Report back each line of the records that contains the string "Overload".

○ ○ ○ ○ ○

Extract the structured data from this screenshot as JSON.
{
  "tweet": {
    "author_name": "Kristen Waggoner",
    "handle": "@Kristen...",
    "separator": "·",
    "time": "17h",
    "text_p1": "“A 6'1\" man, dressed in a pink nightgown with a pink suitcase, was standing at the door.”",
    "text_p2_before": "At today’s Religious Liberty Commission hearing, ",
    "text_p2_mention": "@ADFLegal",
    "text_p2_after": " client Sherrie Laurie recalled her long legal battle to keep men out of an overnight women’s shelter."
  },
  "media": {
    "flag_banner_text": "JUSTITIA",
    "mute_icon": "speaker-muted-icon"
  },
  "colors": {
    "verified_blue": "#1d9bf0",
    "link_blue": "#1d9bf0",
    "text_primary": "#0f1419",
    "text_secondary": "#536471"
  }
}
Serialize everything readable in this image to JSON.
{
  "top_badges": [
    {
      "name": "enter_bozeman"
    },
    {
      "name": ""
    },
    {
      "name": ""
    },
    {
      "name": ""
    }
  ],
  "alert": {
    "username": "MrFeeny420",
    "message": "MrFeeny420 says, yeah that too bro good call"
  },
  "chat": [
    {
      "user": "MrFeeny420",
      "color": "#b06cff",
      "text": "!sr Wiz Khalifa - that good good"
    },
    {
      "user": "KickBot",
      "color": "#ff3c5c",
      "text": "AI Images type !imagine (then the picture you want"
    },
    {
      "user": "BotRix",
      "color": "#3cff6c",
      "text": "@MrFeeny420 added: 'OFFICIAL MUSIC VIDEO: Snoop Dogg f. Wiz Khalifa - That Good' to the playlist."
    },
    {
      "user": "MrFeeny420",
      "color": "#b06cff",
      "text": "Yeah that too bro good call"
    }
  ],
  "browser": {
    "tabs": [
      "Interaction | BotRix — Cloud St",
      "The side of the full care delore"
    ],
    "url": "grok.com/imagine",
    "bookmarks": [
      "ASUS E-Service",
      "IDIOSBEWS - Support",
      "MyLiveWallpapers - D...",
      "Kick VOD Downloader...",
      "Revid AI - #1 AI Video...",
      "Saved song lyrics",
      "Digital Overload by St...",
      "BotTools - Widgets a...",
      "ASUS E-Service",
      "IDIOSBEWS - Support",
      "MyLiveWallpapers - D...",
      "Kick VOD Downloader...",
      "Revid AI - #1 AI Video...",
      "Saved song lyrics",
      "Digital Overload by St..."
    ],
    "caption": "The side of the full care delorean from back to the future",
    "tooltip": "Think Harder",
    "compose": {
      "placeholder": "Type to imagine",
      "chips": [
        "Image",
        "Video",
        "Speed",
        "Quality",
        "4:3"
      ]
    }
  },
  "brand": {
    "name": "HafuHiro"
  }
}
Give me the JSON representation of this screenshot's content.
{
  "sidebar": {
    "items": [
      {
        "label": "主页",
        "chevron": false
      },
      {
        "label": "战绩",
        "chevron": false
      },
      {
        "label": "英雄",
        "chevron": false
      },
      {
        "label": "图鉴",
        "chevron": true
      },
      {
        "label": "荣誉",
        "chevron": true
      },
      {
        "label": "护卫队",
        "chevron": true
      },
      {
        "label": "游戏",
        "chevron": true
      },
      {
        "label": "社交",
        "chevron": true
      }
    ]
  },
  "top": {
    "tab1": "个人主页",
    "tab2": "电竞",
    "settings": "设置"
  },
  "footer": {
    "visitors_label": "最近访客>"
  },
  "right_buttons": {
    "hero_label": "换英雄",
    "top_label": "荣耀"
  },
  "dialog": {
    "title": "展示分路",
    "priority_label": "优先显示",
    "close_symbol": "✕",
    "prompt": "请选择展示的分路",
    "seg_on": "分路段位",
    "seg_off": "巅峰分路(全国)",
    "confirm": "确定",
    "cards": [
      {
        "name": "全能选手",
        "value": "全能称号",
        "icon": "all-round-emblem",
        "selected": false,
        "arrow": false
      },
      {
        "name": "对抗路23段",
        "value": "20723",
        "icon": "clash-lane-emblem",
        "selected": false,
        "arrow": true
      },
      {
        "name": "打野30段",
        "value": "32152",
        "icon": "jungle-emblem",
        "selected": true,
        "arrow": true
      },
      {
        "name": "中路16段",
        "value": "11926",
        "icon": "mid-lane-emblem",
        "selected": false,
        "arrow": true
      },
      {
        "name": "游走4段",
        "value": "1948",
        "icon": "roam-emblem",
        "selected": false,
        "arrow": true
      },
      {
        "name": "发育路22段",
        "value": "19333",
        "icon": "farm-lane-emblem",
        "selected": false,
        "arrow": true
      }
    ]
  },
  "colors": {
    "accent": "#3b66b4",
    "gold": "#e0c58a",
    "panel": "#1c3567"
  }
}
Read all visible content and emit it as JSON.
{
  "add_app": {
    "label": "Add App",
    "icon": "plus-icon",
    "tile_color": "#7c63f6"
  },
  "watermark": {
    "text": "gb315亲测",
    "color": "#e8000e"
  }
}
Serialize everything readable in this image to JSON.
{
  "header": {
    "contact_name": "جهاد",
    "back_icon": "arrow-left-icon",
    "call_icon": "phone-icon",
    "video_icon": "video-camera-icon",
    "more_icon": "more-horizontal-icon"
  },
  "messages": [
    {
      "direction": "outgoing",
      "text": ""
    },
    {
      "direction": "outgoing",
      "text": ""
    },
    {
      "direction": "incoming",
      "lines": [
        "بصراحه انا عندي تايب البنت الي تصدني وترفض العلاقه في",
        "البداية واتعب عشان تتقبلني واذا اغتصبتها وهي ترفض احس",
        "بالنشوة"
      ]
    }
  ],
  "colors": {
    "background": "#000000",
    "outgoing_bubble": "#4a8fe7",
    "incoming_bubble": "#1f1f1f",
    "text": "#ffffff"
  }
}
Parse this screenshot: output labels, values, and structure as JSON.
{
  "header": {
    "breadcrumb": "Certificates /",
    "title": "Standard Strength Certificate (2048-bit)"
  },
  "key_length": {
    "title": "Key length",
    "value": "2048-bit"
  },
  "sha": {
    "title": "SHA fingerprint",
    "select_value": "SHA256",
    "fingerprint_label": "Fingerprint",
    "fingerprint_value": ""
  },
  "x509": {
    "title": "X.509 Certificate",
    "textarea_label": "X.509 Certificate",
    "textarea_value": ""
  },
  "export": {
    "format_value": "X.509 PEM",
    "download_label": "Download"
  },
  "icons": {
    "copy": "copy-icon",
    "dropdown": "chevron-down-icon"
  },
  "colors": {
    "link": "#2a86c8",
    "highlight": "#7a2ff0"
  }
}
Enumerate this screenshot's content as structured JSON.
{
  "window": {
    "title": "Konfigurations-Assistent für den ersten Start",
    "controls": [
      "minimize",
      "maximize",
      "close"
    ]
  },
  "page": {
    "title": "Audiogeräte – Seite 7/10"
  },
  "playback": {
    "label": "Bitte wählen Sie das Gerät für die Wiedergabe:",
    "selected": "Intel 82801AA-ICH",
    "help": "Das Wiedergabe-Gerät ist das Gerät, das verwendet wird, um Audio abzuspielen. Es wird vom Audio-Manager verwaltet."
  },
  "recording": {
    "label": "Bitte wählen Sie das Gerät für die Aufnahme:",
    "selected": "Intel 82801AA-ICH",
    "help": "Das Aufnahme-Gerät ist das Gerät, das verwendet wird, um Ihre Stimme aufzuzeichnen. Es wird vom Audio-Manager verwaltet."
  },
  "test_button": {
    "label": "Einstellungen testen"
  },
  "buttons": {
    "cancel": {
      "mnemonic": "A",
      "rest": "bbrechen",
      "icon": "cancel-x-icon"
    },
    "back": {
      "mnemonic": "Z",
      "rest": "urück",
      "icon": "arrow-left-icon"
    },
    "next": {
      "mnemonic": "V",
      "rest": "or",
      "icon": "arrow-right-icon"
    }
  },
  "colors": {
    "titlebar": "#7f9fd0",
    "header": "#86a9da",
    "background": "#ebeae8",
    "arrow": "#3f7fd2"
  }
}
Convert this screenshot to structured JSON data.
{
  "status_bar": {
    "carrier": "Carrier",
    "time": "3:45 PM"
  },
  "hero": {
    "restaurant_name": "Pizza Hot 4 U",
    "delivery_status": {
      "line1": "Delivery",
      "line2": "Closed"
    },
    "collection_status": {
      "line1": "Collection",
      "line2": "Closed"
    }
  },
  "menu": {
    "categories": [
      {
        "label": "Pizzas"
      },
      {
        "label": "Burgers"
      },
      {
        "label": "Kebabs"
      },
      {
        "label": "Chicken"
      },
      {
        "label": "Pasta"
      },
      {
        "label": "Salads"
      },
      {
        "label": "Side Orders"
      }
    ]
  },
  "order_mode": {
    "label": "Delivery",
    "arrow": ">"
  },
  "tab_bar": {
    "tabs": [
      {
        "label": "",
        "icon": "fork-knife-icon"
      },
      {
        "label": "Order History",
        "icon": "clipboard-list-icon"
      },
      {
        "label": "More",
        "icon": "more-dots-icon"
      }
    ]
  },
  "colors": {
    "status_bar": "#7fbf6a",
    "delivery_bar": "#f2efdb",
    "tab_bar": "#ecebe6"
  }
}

○ ○ ○ ○ ○

> Answer to the problem
      "Digital Overload by St...",
      "Digital Overload by St..."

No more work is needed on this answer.